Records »

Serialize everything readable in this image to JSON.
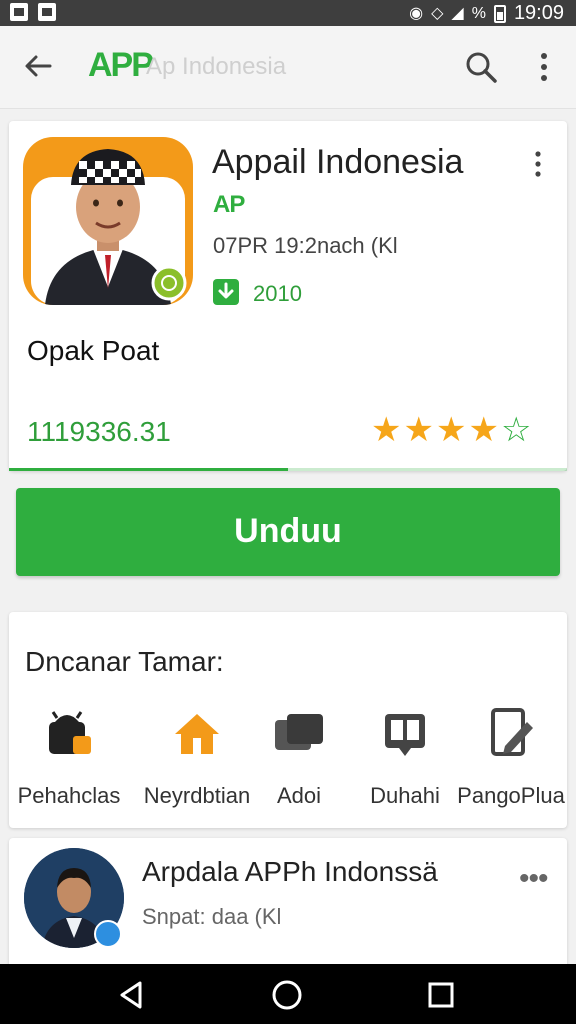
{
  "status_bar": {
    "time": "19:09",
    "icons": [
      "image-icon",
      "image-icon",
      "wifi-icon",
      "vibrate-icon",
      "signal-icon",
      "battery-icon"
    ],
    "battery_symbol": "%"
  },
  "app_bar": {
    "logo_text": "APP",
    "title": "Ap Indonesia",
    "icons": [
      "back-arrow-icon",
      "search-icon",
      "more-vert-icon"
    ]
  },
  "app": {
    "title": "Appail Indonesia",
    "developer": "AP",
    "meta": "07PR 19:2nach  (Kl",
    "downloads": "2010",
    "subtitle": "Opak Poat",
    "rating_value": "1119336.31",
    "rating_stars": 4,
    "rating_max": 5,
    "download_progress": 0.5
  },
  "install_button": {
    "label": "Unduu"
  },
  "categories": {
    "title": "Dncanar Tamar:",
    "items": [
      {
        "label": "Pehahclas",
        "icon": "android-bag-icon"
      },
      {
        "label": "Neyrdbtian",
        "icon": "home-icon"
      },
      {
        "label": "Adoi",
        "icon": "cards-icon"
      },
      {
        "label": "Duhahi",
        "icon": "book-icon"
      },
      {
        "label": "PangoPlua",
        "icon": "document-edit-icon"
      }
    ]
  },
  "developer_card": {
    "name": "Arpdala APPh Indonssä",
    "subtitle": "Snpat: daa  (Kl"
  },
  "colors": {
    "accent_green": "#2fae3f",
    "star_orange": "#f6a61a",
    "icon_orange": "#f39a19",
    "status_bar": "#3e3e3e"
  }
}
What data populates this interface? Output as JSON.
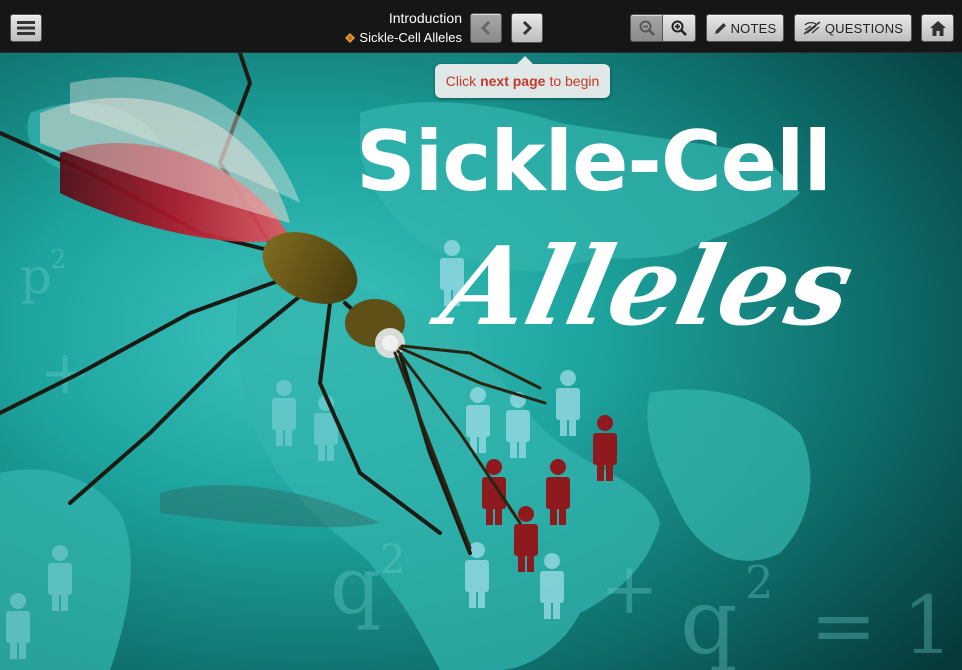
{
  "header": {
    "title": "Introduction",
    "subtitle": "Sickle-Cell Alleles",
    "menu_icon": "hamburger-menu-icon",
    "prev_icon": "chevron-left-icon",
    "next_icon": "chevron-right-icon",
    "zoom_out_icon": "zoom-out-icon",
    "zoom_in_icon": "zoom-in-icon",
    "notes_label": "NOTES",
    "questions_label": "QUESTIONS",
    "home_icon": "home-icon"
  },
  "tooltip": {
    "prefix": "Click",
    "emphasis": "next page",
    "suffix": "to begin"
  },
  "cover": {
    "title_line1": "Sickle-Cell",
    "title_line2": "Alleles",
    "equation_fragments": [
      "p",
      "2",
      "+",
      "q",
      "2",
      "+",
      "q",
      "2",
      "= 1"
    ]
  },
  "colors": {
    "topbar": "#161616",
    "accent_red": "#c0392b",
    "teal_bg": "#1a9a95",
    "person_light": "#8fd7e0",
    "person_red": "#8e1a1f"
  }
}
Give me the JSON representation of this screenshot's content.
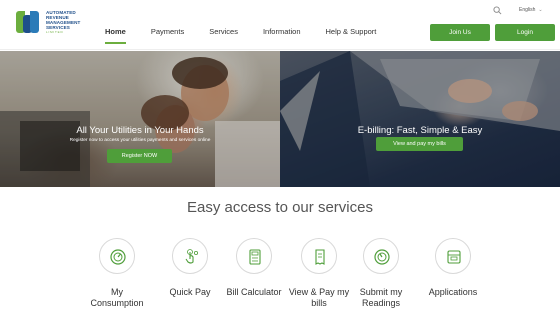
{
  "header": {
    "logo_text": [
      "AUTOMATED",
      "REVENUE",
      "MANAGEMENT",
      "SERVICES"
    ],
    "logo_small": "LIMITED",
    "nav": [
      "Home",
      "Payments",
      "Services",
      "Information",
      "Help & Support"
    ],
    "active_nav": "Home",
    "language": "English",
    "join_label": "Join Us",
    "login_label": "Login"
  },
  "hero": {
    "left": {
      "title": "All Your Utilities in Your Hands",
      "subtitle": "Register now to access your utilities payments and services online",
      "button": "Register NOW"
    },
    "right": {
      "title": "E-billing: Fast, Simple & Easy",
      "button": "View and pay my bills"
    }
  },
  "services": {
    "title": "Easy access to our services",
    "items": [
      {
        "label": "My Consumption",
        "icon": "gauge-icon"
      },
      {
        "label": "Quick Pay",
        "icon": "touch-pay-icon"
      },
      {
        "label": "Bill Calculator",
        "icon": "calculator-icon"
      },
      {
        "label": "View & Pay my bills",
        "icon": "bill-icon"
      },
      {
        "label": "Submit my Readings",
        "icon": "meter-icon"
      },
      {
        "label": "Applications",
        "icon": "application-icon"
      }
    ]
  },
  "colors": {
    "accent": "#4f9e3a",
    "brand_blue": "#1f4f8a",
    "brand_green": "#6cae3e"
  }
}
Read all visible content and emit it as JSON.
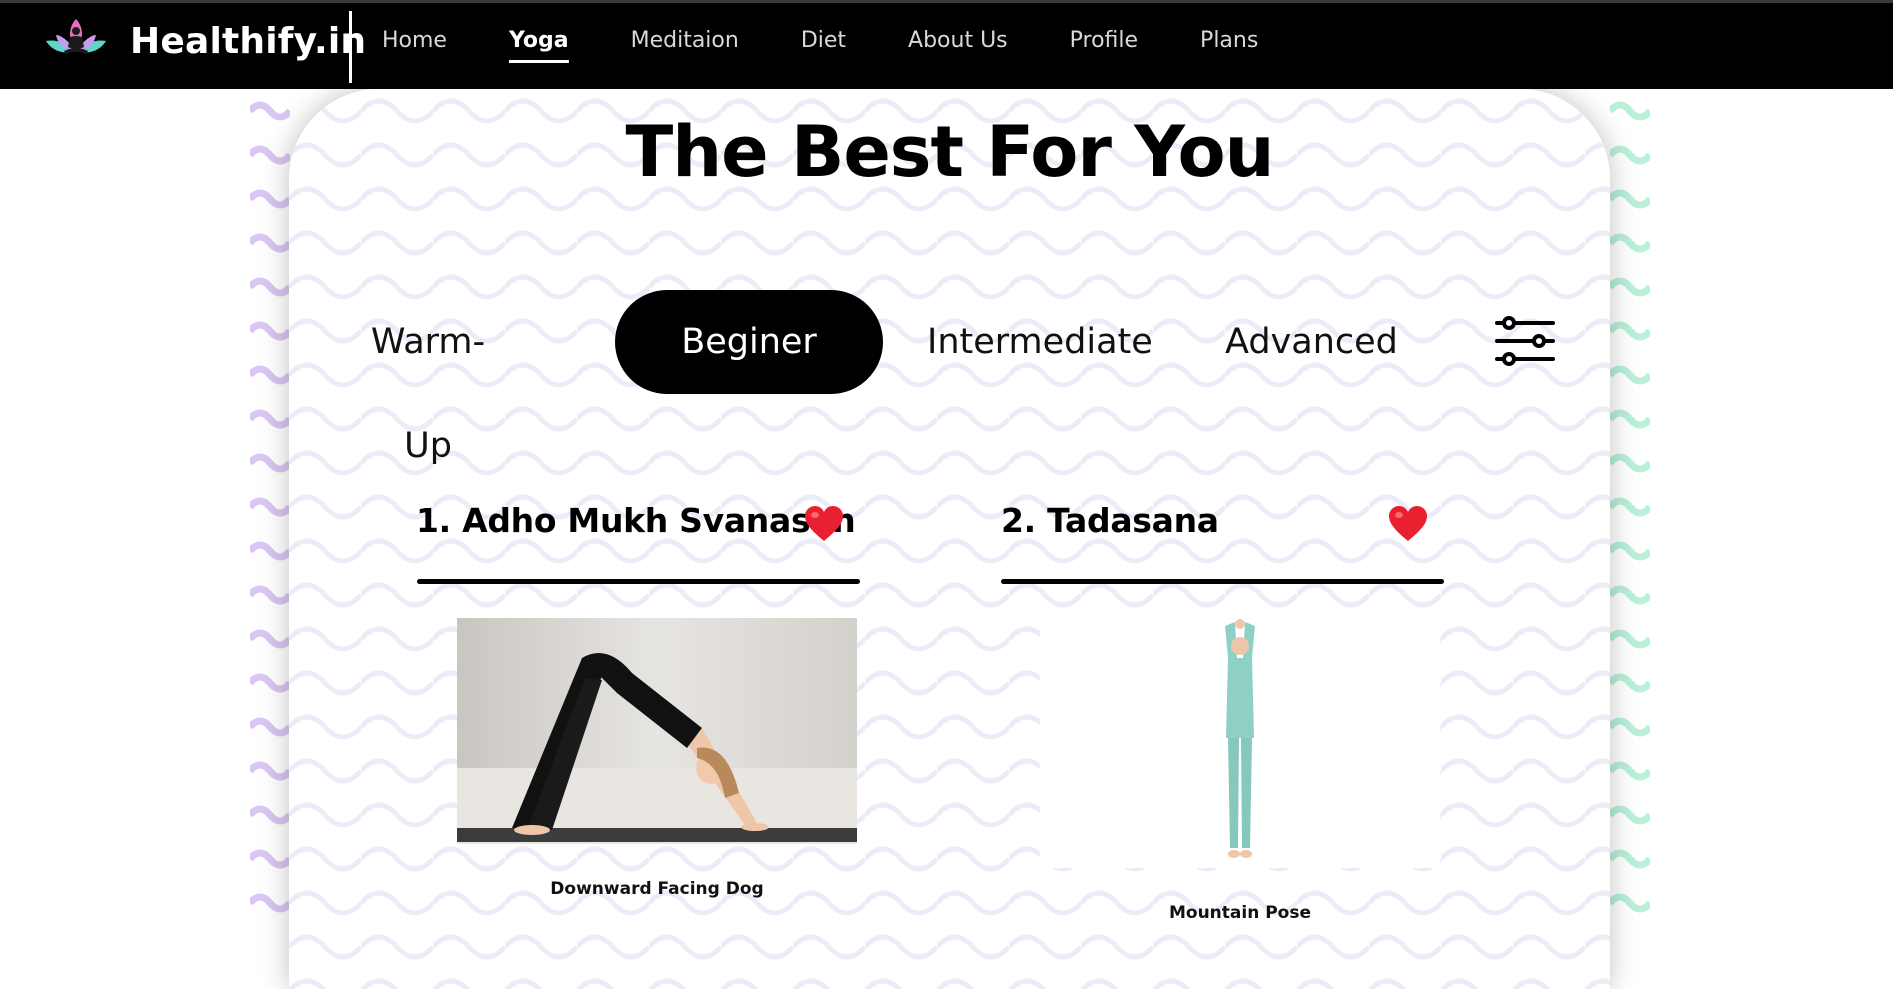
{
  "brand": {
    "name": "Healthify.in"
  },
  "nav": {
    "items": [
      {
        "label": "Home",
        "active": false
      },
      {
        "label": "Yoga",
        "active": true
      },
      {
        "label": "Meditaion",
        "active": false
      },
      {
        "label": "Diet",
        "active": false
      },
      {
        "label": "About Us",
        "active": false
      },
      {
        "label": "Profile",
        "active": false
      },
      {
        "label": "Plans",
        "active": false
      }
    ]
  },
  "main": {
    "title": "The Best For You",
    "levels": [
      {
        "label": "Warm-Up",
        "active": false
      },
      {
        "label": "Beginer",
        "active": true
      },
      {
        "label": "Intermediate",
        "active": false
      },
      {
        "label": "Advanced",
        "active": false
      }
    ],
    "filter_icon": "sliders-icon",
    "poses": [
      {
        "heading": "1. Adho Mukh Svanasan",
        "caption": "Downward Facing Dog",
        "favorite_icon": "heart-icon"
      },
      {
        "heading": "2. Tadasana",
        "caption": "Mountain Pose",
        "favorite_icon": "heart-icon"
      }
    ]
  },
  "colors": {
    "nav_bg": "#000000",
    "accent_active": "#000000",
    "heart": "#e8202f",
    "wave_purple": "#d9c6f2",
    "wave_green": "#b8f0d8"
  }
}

==

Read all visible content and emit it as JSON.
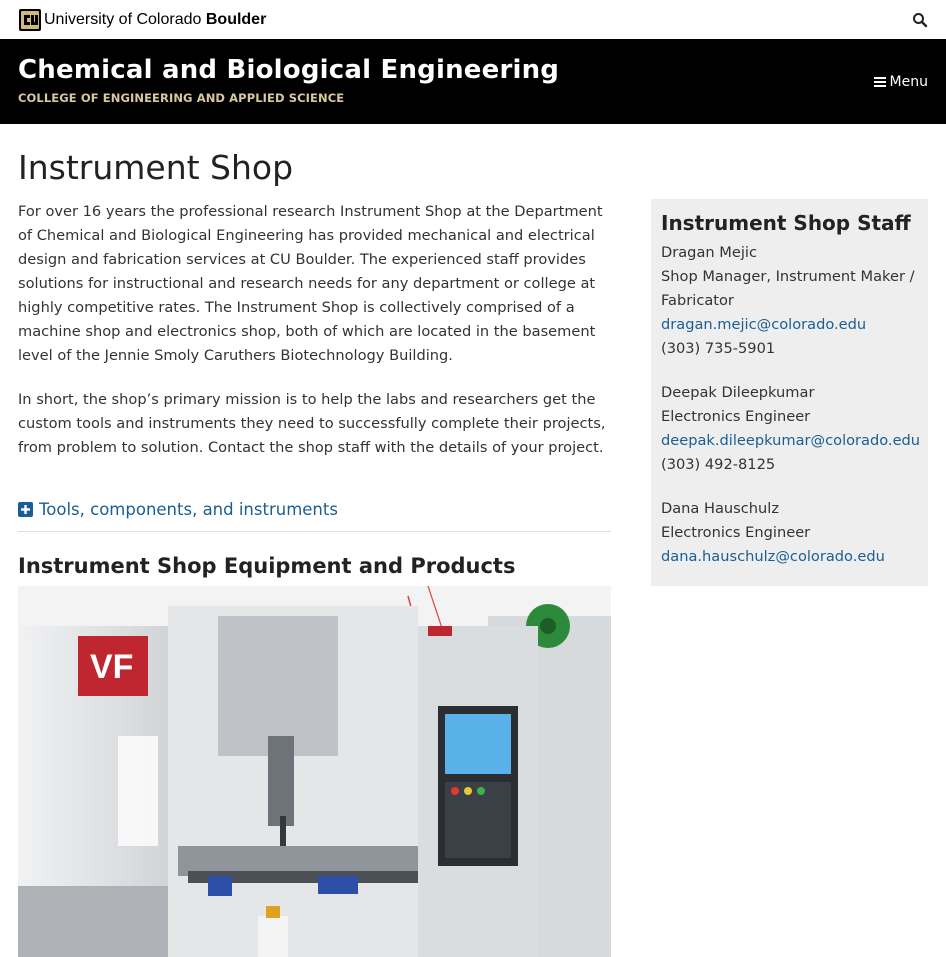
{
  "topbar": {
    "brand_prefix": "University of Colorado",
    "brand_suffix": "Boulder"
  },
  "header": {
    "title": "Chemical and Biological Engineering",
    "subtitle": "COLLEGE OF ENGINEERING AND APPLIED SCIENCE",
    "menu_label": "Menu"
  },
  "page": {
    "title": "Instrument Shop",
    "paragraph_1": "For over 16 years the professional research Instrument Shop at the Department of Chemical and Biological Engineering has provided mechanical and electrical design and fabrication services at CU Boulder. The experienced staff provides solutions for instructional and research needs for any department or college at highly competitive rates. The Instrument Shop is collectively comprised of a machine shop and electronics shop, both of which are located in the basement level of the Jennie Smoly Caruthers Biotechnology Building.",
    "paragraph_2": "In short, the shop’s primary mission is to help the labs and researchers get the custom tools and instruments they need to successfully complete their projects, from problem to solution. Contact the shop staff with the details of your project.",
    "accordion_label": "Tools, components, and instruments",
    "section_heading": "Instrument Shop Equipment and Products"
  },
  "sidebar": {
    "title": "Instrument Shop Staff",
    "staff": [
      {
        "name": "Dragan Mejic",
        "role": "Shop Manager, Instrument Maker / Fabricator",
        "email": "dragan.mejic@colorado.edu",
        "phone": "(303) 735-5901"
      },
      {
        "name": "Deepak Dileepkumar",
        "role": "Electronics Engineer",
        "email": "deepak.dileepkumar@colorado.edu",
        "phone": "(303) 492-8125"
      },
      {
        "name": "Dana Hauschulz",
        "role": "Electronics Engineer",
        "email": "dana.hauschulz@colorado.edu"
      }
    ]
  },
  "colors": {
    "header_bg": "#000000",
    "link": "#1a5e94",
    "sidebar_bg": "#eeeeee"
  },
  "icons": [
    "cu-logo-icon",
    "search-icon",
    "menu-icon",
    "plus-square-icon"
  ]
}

THE EXERCISE »
Select and copy every line from the records that includes the word "this".

WORKED SOLUTION »
Serialize everything readable in this image to JSON.
What data populates this interface? Output as JSON.
Give me the JSON representation of this screenshot's content.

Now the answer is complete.